- [AIM OF THE TASK]: All of the lines below are to be transcribed faithfully, with pictures excluded from the copy.

▼▼▼

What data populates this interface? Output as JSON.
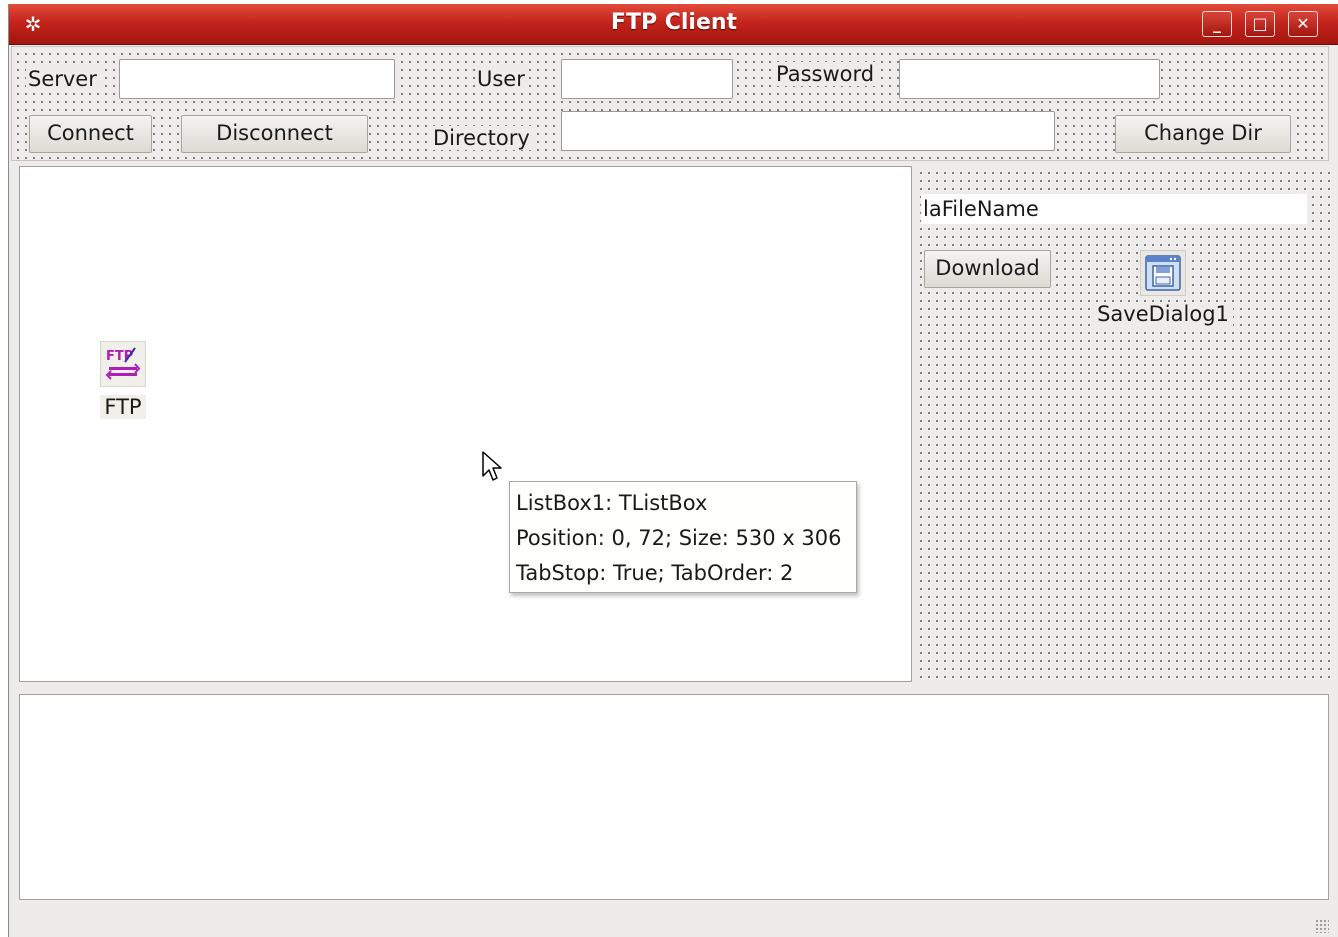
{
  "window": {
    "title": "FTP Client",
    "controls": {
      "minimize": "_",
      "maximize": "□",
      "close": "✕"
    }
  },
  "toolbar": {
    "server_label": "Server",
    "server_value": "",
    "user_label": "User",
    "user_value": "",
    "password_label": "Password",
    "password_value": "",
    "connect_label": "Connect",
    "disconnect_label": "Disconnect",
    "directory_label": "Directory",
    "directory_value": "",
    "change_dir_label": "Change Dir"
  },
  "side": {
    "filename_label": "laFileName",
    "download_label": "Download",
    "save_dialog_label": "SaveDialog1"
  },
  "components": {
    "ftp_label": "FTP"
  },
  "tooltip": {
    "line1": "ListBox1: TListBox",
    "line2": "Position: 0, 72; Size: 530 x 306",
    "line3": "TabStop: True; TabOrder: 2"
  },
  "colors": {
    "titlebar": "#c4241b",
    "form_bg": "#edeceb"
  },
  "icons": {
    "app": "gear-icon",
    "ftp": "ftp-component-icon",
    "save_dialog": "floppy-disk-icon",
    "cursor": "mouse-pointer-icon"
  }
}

▲▲▲

- [EXERCISE SOLUTION]:
What data populates this interface? Output as JSON.
{
  "window": {
    "title": "FTP Client",
    "controls": {
      "minimize": "_",
      "maximize": "□",
      "close": "✕"
    }
  },
  "toolbar": {
    "server_label": "Server",
    "server_value": "",
    "user_label": "User",
    "user_value": "",
    "password_label": "Password",
    "password_value": "",
    "connect_label": "Connect",
    "disconnect_label": "Disconnect",
    "directory_label": "Directory",
    "directory_value": "",
    "change_dir_label": "Change Dir"
  },
  "side": {
    "filename_label": "laFileName",
    "download_label": "Download",
    "save_dialog_label": "SaveDialog1"
  },
  "components": {
    "ftp_label": "FTP"
  },
  "tooltip": {
    "line1": "ListBox1: TListBox",
    "line2": "Position: 0, 72; Size: 530 x 306",
    "line3": "TabStop: True; TabOrder: 2"
  },
  "colors": {
    "titlebar": "#c4241b",
    "form_bg": "#edeceb"
  },
  "icons": {
    "app": "gear-icon",
    "ftp": "ftp-component-icon",
    "save_dialog": "floppy-disk-icon",
    "cursor": "mouse-pointer-icon"
  }
}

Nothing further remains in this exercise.